> WHAT TO DO: Return each line containing "this".

Entries with figure data
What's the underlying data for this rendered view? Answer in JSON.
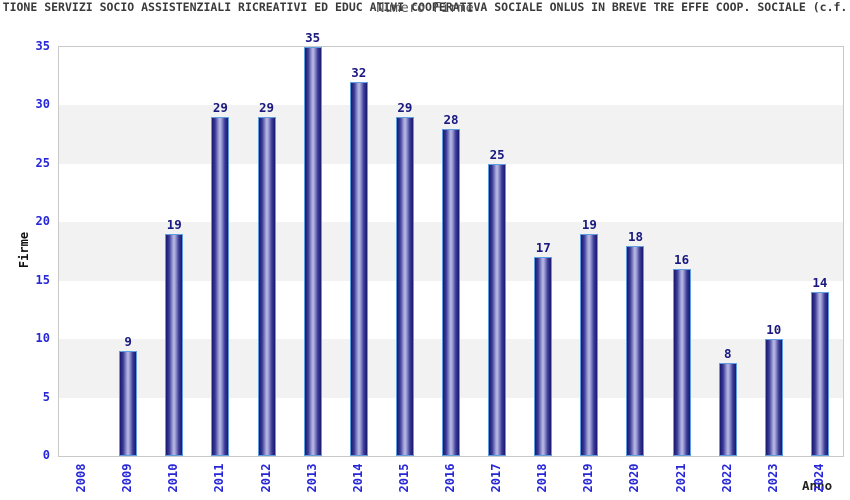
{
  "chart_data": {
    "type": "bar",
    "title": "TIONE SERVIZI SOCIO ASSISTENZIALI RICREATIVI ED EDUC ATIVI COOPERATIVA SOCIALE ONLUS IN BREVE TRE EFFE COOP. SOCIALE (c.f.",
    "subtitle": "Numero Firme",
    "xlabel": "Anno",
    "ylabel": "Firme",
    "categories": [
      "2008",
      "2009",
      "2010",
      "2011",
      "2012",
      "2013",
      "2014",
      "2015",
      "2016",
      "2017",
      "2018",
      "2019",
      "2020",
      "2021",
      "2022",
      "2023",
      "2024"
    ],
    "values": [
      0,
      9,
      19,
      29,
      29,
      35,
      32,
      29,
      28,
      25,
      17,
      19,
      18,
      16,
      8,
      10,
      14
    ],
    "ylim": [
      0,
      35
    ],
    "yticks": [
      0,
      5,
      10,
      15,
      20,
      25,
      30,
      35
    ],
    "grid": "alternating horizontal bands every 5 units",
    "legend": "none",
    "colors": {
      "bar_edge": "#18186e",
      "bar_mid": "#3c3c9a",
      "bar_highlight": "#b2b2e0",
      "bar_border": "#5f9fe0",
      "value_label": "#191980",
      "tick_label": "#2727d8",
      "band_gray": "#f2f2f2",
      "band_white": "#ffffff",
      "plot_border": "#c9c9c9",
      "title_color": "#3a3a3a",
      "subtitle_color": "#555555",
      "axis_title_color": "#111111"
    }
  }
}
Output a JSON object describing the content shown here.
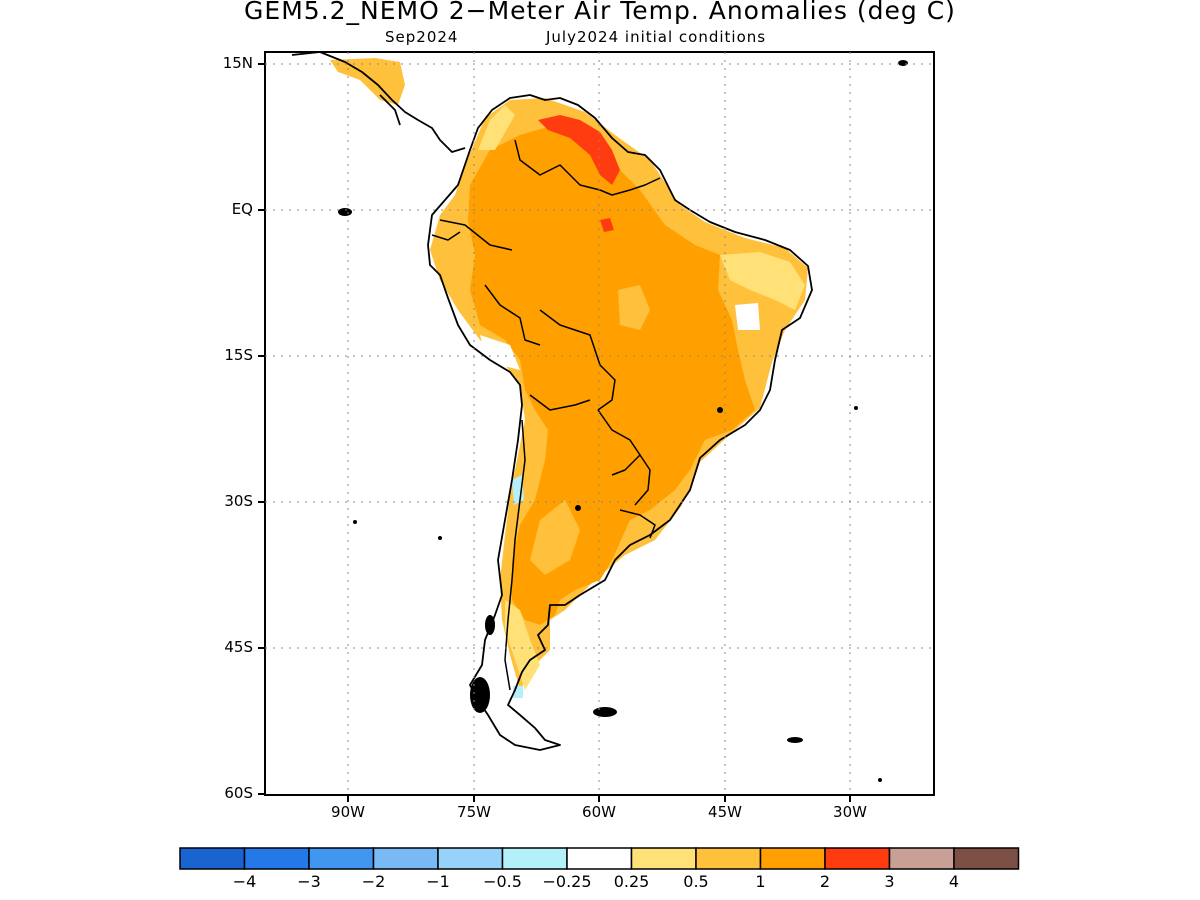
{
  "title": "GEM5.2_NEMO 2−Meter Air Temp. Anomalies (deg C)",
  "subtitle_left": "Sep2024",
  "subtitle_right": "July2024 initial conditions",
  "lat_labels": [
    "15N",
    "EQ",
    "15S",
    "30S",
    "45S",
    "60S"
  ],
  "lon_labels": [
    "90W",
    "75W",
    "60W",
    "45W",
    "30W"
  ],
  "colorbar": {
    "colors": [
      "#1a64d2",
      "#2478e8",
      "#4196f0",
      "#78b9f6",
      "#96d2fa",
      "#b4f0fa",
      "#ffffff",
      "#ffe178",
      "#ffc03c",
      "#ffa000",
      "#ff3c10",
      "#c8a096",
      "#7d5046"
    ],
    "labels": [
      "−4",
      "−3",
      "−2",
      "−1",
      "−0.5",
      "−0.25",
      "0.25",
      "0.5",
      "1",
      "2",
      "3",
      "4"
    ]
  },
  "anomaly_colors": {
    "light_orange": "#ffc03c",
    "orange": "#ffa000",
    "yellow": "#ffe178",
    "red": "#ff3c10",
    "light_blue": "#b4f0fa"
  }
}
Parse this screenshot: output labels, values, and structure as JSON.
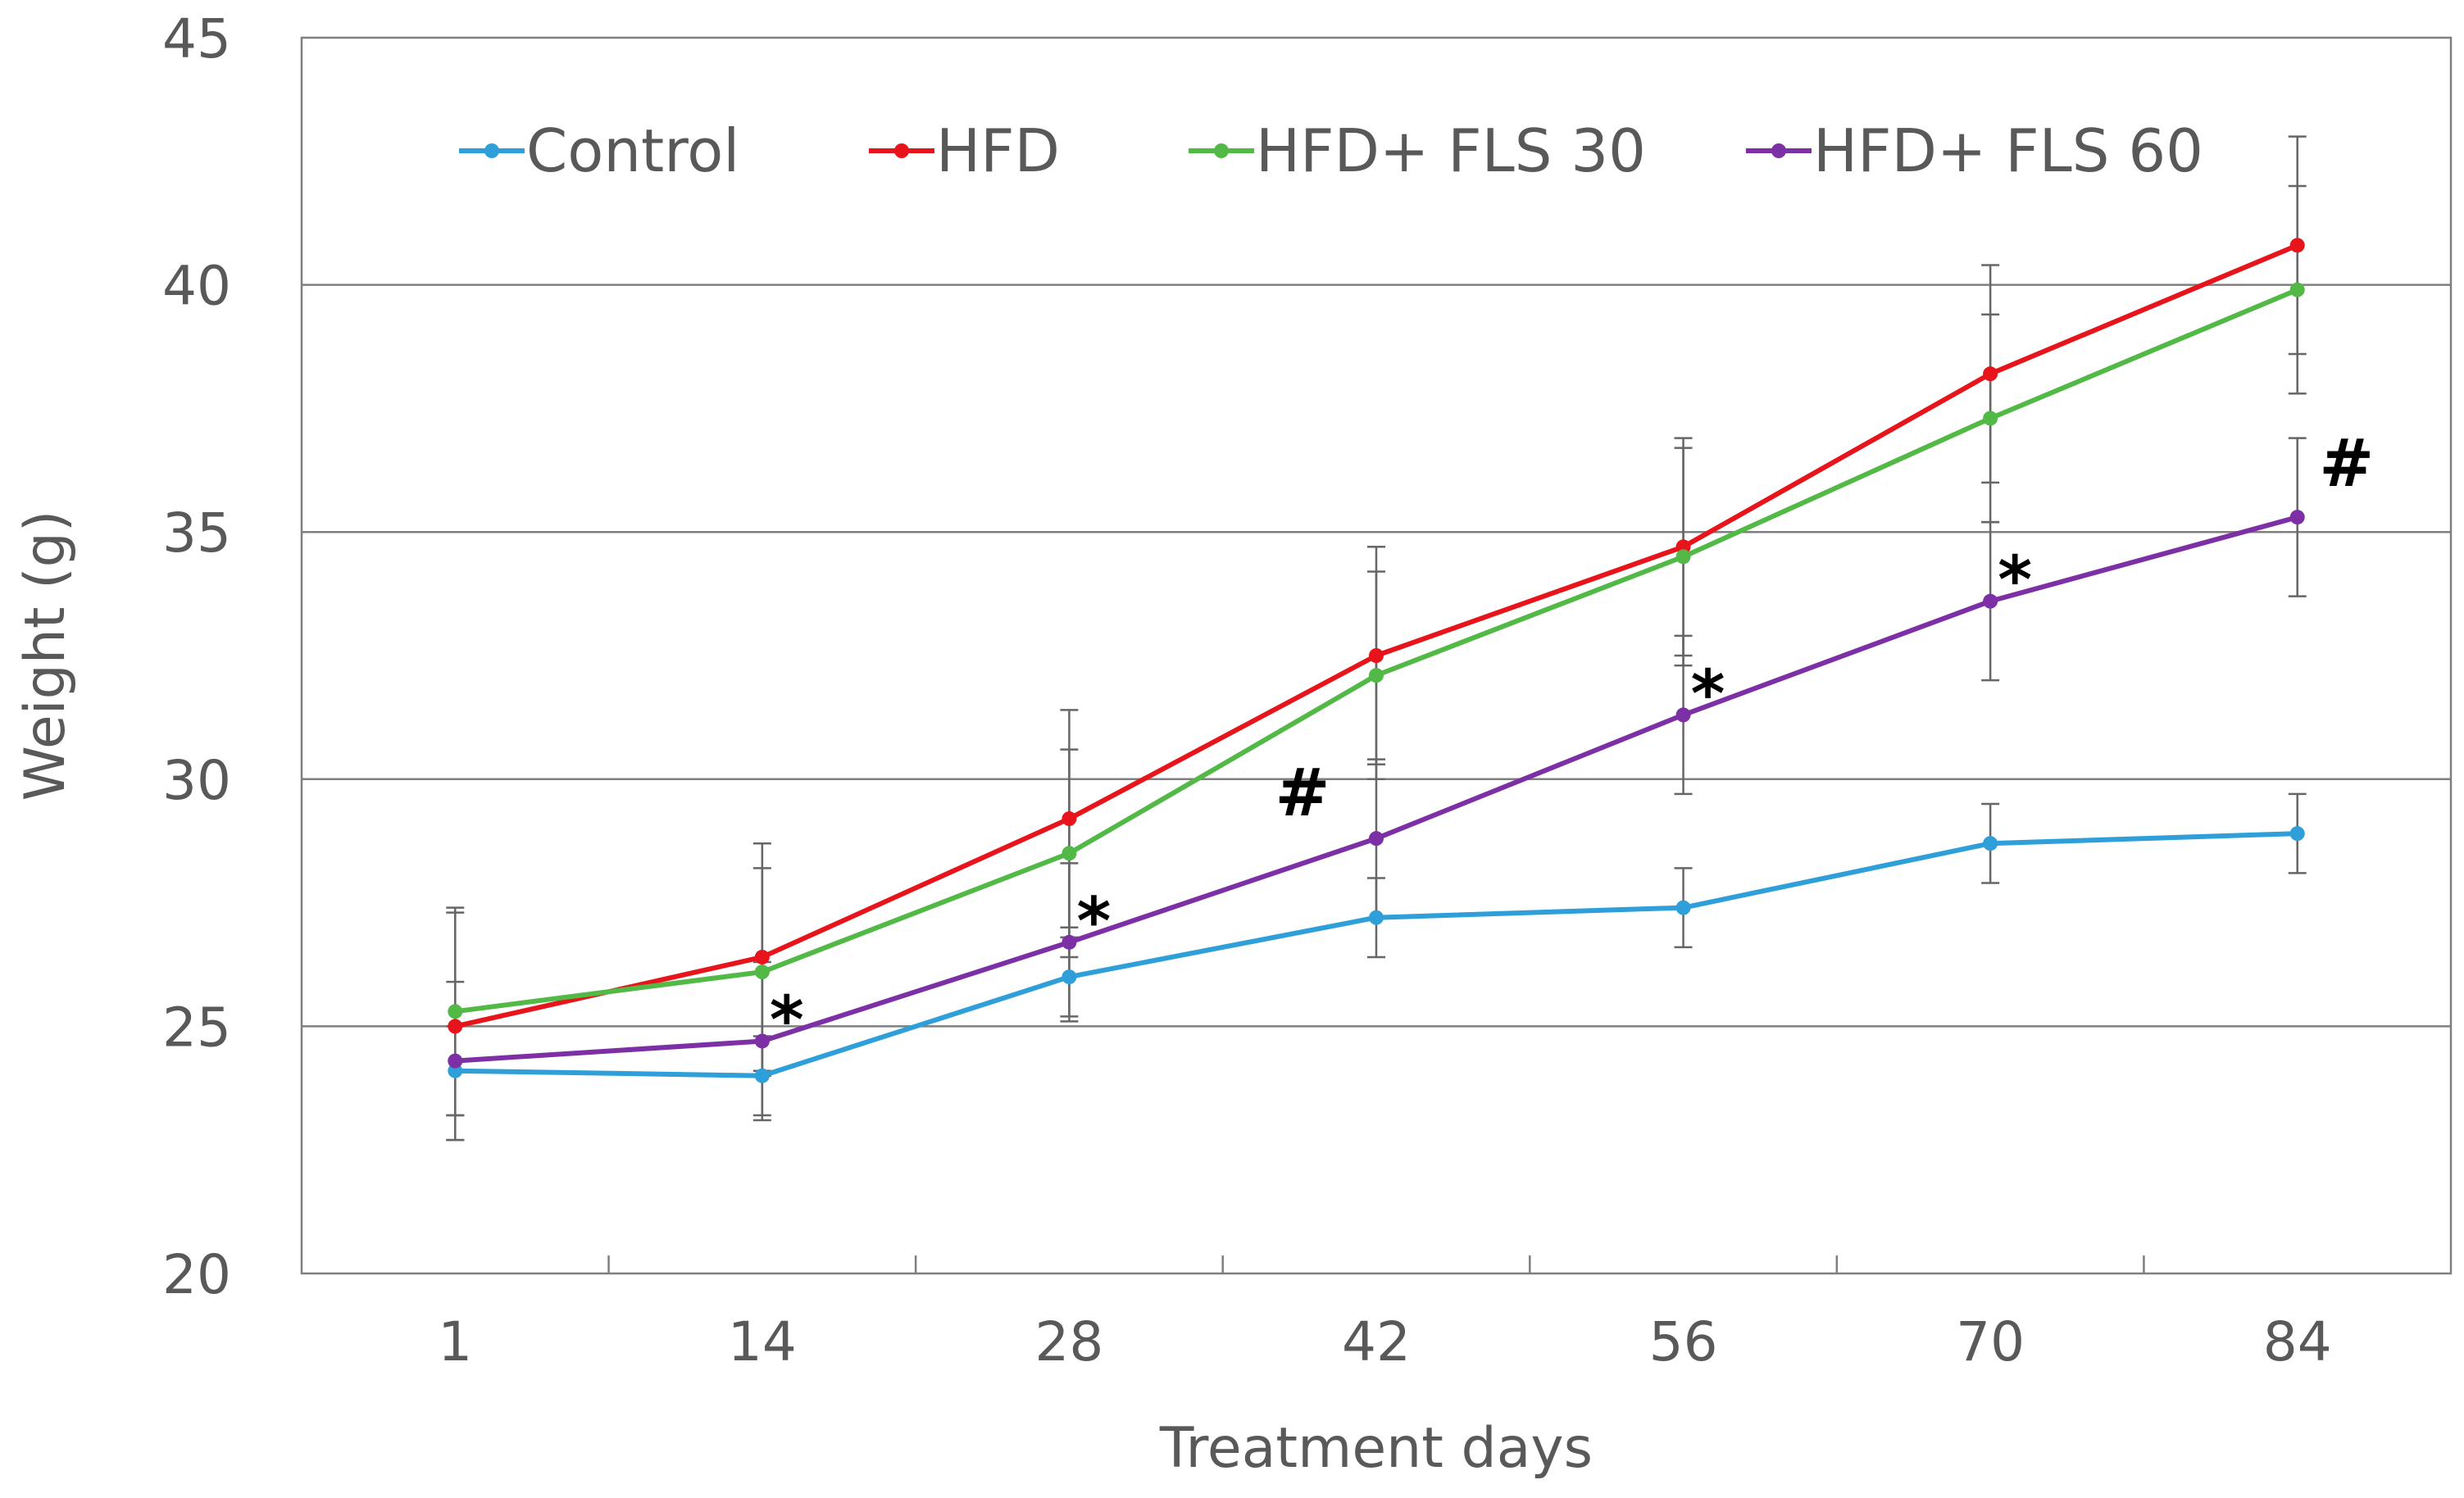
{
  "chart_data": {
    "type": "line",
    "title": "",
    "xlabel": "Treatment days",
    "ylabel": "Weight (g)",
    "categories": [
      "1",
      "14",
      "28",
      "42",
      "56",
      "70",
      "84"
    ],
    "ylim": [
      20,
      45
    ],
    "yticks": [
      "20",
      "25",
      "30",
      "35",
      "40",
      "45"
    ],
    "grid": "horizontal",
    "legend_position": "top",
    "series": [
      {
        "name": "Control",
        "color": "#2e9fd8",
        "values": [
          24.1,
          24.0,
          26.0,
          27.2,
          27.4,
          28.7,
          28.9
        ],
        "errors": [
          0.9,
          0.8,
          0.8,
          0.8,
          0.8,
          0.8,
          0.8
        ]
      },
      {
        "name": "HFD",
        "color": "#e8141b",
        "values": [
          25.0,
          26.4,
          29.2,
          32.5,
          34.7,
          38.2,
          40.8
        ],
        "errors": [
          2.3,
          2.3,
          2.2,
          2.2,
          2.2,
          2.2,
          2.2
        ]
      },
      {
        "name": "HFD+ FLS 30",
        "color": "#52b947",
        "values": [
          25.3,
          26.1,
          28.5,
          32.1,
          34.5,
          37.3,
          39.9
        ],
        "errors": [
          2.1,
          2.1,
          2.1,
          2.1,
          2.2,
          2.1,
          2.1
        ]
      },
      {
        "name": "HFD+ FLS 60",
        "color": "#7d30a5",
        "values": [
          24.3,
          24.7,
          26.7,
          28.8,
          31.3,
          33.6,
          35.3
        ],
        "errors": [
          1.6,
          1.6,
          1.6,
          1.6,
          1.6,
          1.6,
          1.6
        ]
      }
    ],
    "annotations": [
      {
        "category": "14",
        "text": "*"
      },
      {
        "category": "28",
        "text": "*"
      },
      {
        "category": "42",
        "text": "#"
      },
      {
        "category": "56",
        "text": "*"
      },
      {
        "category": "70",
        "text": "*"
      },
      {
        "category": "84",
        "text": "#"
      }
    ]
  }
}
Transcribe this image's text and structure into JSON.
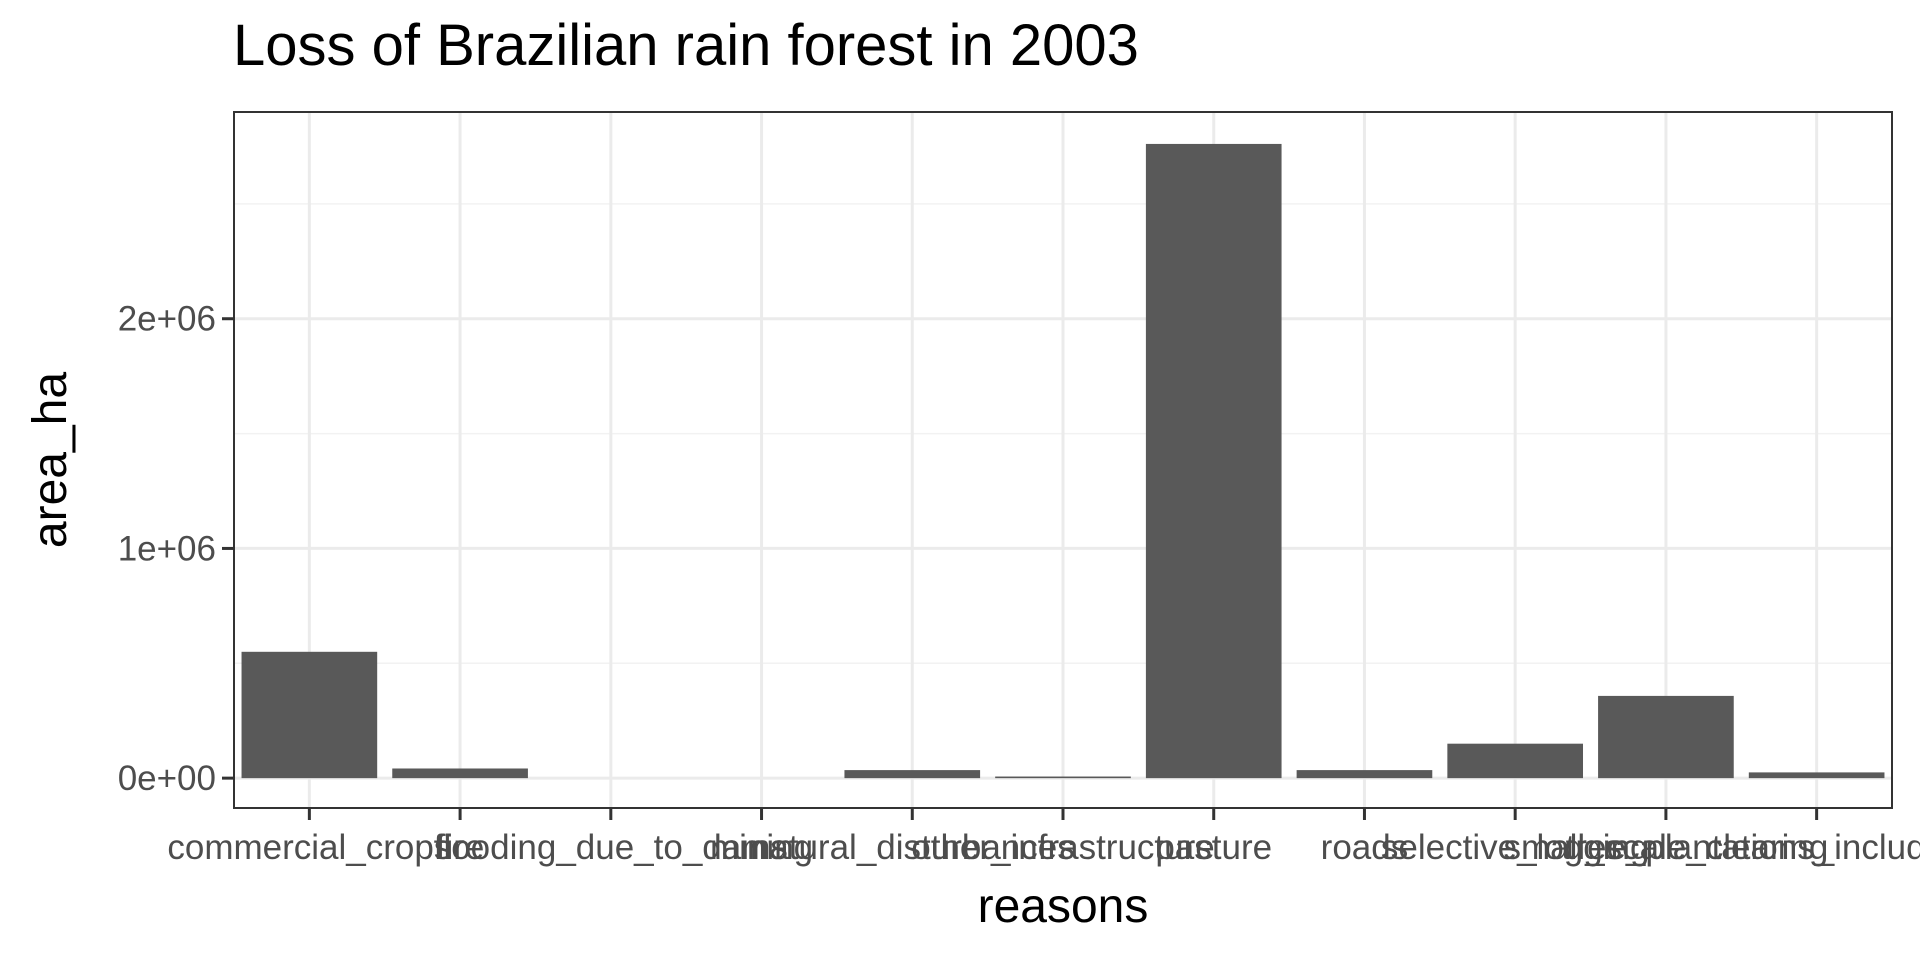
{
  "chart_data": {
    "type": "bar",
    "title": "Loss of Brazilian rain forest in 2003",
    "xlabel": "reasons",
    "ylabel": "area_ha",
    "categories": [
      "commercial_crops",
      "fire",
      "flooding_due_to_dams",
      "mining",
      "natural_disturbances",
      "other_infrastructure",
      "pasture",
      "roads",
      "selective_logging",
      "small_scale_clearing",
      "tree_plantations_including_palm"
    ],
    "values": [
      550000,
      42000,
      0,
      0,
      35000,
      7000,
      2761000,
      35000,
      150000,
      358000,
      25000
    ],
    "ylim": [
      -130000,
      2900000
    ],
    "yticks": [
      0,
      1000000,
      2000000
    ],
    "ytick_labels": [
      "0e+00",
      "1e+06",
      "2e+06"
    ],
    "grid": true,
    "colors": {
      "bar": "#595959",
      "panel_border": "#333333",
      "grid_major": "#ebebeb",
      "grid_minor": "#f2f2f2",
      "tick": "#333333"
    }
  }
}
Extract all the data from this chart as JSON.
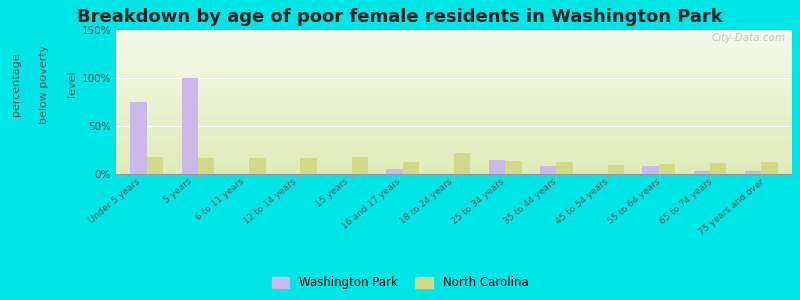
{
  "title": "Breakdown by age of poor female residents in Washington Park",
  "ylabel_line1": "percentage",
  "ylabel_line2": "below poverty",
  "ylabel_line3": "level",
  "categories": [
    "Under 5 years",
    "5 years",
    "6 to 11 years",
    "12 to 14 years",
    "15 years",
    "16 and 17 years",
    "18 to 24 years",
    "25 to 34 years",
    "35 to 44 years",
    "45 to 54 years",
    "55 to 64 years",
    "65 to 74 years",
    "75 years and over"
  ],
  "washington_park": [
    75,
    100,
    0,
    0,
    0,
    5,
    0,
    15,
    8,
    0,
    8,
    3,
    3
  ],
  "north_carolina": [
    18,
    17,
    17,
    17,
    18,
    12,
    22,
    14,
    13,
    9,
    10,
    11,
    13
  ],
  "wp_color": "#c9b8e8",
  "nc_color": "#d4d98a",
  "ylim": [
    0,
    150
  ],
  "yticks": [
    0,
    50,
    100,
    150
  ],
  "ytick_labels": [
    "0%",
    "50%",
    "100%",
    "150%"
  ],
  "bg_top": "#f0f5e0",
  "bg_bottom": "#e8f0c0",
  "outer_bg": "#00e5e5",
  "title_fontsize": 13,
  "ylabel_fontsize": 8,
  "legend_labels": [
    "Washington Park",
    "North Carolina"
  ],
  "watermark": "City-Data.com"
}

> RESULT BELOW:
What's the underlying data for this rendered view? Answer in JSON.
Parse this screenshot: output labels, values, and structure as JSON.
Transcribe this image's text and structure into JSON.
Extract all the data from this chart as JSON.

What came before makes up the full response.